Supplied entries ::
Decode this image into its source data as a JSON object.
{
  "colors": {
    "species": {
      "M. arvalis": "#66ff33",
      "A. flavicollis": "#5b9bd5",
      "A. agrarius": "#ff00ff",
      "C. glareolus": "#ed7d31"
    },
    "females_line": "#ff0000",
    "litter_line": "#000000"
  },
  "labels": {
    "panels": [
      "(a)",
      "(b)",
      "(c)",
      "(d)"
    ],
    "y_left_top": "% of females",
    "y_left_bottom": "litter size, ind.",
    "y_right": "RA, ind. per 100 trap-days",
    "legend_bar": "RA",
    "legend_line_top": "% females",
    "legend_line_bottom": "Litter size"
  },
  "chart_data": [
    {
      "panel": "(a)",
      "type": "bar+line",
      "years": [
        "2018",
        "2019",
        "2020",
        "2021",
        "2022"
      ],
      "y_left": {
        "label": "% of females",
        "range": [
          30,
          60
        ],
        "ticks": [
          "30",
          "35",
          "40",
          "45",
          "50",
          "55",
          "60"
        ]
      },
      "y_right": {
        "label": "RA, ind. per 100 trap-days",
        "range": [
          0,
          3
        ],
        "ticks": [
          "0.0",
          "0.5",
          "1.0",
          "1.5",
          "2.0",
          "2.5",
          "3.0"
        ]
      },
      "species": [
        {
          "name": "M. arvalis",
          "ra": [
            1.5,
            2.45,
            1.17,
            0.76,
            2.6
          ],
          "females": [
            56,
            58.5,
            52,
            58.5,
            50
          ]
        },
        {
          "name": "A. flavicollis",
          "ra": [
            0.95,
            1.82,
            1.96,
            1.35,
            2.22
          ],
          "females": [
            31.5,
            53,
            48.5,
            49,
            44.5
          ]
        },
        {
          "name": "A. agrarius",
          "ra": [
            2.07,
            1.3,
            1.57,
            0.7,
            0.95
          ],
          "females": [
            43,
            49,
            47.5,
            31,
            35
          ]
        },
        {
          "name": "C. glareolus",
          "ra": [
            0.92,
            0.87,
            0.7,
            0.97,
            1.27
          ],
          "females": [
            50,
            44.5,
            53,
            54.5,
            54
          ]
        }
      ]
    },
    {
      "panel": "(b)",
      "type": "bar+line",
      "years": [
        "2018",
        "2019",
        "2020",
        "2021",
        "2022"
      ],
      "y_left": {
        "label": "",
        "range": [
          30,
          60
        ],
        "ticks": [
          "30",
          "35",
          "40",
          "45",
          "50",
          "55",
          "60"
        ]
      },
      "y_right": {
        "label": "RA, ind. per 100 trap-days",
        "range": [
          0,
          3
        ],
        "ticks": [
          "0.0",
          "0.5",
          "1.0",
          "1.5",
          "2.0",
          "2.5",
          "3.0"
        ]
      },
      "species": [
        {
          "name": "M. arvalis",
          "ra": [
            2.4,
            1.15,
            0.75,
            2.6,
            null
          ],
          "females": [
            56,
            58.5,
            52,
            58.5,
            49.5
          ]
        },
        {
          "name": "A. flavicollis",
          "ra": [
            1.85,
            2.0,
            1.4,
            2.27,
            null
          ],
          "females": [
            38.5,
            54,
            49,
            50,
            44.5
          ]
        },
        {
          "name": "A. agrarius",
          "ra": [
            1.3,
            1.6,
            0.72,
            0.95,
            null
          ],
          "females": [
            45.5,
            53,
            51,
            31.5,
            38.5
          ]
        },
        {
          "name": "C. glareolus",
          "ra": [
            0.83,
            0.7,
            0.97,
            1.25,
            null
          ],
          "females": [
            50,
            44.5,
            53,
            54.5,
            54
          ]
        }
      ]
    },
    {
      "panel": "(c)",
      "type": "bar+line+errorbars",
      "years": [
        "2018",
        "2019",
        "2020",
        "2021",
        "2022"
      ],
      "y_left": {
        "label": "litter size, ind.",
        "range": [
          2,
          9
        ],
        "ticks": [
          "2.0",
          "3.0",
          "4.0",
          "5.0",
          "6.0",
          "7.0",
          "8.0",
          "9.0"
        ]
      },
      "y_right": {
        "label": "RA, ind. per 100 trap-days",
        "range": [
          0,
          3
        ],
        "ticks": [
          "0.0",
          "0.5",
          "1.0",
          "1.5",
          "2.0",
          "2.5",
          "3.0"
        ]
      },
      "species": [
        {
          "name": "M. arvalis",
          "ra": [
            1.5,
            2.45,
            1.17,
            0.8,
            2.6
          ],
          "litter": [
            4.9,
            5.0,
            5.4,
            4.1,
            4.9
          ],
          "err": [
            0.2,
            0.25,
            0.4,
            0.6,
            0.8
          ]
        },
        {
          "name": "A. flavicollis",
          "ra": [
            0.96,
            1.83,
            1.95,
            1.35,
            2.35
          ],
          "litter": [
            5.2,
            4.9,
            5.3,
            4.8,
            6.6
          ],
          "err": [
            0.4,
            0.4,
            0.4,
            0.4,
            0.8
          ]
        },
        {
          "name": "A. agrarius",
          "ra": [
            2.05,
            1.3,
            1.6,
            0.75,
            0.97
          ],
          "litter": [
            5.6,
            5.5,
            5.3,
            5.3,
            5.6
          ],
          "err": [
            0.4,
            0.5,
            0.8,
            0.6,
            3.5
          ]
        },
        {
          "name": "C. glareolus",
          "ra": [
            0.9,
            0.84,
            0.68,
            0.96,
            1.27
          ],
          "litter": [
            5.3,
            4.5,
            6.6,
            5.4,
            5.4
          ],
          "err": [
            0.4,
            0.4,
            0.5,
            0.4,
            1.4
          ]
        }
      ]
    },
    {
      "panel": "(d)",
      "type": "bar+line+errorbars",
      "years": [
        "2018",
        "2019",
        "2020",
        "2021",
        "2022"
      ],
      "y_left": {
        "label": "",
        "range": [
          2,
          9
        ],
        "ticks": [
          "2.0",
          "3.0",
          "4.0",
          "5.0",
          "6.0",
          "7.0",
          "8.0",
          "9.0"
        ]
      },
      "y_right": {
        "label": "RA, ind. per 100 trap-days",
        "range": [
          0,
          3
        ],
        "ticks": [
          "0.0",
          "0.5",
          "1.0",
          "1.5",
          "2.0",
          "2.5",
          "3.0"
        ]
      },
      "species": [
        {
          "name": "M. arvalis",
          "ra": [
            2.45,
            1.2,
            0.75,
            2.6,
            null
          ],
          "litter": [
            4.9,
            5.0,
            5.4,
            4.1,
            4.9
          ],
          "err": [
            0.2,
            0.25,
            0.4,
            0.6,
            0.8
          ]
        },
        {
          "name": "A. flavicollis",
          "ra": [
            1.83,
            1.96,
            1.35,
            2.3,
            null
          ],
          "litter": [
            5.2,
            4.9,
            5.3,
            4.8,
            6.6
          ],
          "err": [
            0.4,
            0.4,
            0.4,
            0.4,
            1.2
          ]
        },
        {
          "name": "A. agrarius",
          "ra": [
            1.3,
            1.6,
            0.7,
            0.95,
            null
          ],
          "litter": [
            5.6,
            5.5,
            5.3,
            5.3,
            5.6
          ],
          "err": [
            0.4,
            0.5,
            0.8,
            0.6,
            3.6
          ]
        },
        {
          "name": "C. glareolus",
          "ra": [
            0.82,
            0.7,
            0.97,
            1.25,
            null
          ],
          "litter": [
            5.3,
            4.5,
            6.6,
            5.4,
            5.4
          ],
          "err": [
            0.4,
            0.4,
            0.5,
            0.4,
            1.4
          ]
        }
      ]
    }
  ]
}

What you will do ::
Using the data above, output each line exactly.

Reply ::
Decode this image into its source data as a JSON object.
{
  "colors": {
    "species": {
      "M. arvalis": "#66ff33",
      "A. flavicollis": "#5b9bd5",
      "A. agrarius": "#ff00ff",
      "C. glareolus": "#ed7d31"
    },
    "females_line": "#ff0000",
    "litter_line": "#000000"
  },
  "labels": {
    "panels": [
      "(a)",
      "(b)",
      "(c)",
      "(d)"
    ],
    "y_left_top": "% of females",
    "y_left_bottom": "litter size, ind.",
    "y_right": "RA, ind. per 100 trap-days",
    "legend_bar": "RA",
    "legend_line_top": "% females",
    "legend_line_bottom": "Litter size"
  },
  "chart_data": [
    {
      "panel": "(a)",
      "type": "bar+line",
      "years": [
        "2018",
        "2019",
        "2020",
        "2021",
        "2022"
      ],
      "y_left": {
        "label": "% of females",
        "range": [
          30,
          60
        ],
        "ticks": [
          "30",
          "35",
          "40",
          "45",
          "50",
          "55",
          "60"
        ]
      },
      "y_right": {
        "label": "RA, ind. per 100 trap-days",
        "range": [
          0,
          3
        ],
        "ticks": [
          "0.0",
          "0.5",
          "1.0",
          "1.5",
          "2.0",
          "2.5",
          "3.0"
        ]
      },
      "species": [
        {
          "name": "M. arvalis",
          "ra": [
            1.5,
            2.45,
            1.17,
            0.76,
            2.6
          ],
          "females": [
            56,
            58.5,
            52,
            58.5,
            50
          ]
        },
        {
          "name": "A. flavicollis",
          "ra": [
            0.95,
            1.82,
            1.96,
            1.35,
            2.22
          ],
          "females": [
            31.5,
            53,
            48.5,
            49,
            44.5
          ]
        },
        {
          "name": "A. agrarius",
          "ra": [
            2.07,
            1.3,
            1.57,
            0.7,
            0.95
          ],
          "females": [
            43,
            49,
            47.5,
            31,
            35
          ]
        },
        {
          "name": "C. glareolus",
          "ra": [
            0.92,
            0.87,
            0.7,
            0.97,
            1.27
          ],
          "females": [
            50,
            44.5,
            53,
            54.5,
            54
          ]
        }
      ]
    },
    {
      "panel": "(b)",
      "type": "bar+line",
      "years": [
        "2018",
        "2019",
        "2020",
        "2021",
        "2022"
      ],
      "y_left": {
        "label": "",
        "range": [
          30,
          60
        ],
        "ticks": [
          "30",
          "35",
          "40",
          "45",
          "50",
          "55",
          "60"
        ]
      },
      "y_right": {
        "label": "RA, ind. per 100 trap-days",
        "range": [
          0,
          3
        ],
        "ticks": [
          "0.0",
          "0.5",
          "1.0",
          "1.5",
          "2.0",
          "2.5",
          "3.0"
        ]
      },
      "species": [
        {
          "name": "M. arvalis",
          "ra": [
            2.4,
            1.15,
            0.75,
            2.6,
            null
          ],
          "females": [
            56,
            58.5,
            52,
            58.5,
            49.5
          ]
        },
        {
          "name": "A. flavicollis",
          "ra": [
            1.85,
            2.0,
            1.4,
            2.27,
            null
          ],
          "females": [
            38.5,
            54,
            49,
            50,
            44.5
          ]
        },
        {
          "name": "A. agrarius",
          "ra": [
            1.3,
            1.6,
            0.72,
            0.95,
            null
          ],
          "females": [
            45.5,
            53,
            51,
            31.5,
            38.5
          ]
        },
        {
          "name": "C. glareolus",
          "ra": [
            0.83,
            0.7,
            0.97,
            1.25,
            null
          ],
          "females": [
            50,
            44.5,
            53,
            54.5,
            54
          ]
        }
      ]
    },
    {
      "panel": "(c)",
      "type": "bar+line+errorbars",
      "years": [
        "2018",
        "2019",
        "2020",
        "2021",
        "2022"
      ],
      "y_left": {
        "label": "litter size, ind.",
        "range": [
          2,
          9
        ],
        "ticks": [
          "2.0",
          "3.0",
          "4.0",
          "5.0",
          "6.0",
          "7.0",
          "8.0",
          "9.0"
        ]
      },
      "y_right": {
        "label": "RA, ind. per 100 trap-days",
        "range": [
          0,
          3
        ],
        "ticks": [
          "0.0",
          "0.5",
          "1.0",
          "1.5",
          "2.0",
          "2.5",
          "3.0"
        ]
      },
      "species": [
        {
          "name": "M. arvalis",
          "ra": [
            1.5,
            2.45,
            1.17,
            0.8,
            2.6
          ],
          "litter": [
            4.9,
            5.0,
            5.4,
            4.1,
            4.9
          ],
          "err": [
            0.2,
            0.25,
            0.4,
            0.6,
            0.8
          ]
        },
        {
          "name": "A. flavicollis",
          "ra": [
            0.96,
            1.83,
            1.95,
            1.35,
            2.35
          ],
          "litter": [
            5.2,
            4.9,
            5.3,
            4.8,
            6.6
          ],
          "err": [
            0.4,
            0.4,
            0.4,
            0.4,
            0.8
          ]
        },
        {
          "name": "A. agrarius",
          "ra": [
            2.05,
            1.3,
            1.6,
            0.75,
            0.97
          ],
          "litter": [
            5.6,
            5.5,
            5.3,
            5.3,
            5.6
          ],
          "err": [
            0.4,
            0.5,
            0.8,
            0.6,
            3.5
          ]
        },
        {
          "name": "C. glareolus",
          "ra": [
            0.9,
            0.84,
            0.68,
            0.96,
            1.27
          ],
          "litter": [
            5.3,
            4.5,
            6.6,
            5.4,
            5.4
          ],
          "err": [
            0.4,
            0.4,
            0.5,
            0.4,
            1.4
          ]
        }
      ]
    },
    {
      "panel": "(d)",
      "type": "bar+line+errorbars",
      "years": [
        "2018",
        "2019",
        "2020",
        "2021",
        "2022"
      ],
      "y_left": {
        "label": "",
        "range": [
          2,
          9
        ],
        "ticks": [
          "2.0",
          "3.0",
          "4.0",
          "5.0",
          "6.0",
          "7.0",
          "8.0",
          "9.0"
        ]
      },
      "y_right": {
        "label": "RA, ind. per 100 trap-days",
        "range": [
          0,
          3
        ],
        "ticks": [
          "0.0",
          "0.5",
          "1.0",
          "1.5",
          "2.0",
          "2.5",
          "3.0"
        ]
      },
      "species": [
        {
          "name": "M. arvalis",
          "ra": [
            2.45,
            1.2,
            0.75,
            2.6,
            null
          ],
          "litter": [
            4.9,
            5.0,
            5.4,
            4.1,
            4.9
          ],
          "err": [
            0.2,
            0.25,
            0.4,
            0.6,
            0.8
          ]
        },
        {
          "name": "A. flavicollis",
          "ra": [
            1.83,
            1.96,
            1.35,
            2.3,
            null
          ],
          "litter": [
            5.2,
            4.9,
            5.3,
            4.8,
            6.6
          ],
          "err": [
            0.4,
            0.4,
            0.4,
            0.4,
            1.2
          ]
        },
        {
          "name": "A. agrarius",
          "ra": [
            1.3,
            1.6,
            0.7,
            0.95,
            null
          ],
          "litter": [
            5.6,
            5.5,
            5.3,
            5.3,
            5.6
          ],
          "err": [
            0.4,
            0.5,
            0.8,
            0.6,
            3.6
          ]
        },
        {
          "name": "C. glareolus",
          "ra": [
            0.82,
            0.7,
            0.97,
            1.25,
            null
          ],
          "litter": [
            5.3,
            4.5,
            6.6,
            5.4,
            5.4
          ],
          "err": [
            0.4,
            0.4,
            0.5,
            0.4,
            1.4
          ]
        }
      ]
    }
  ]
}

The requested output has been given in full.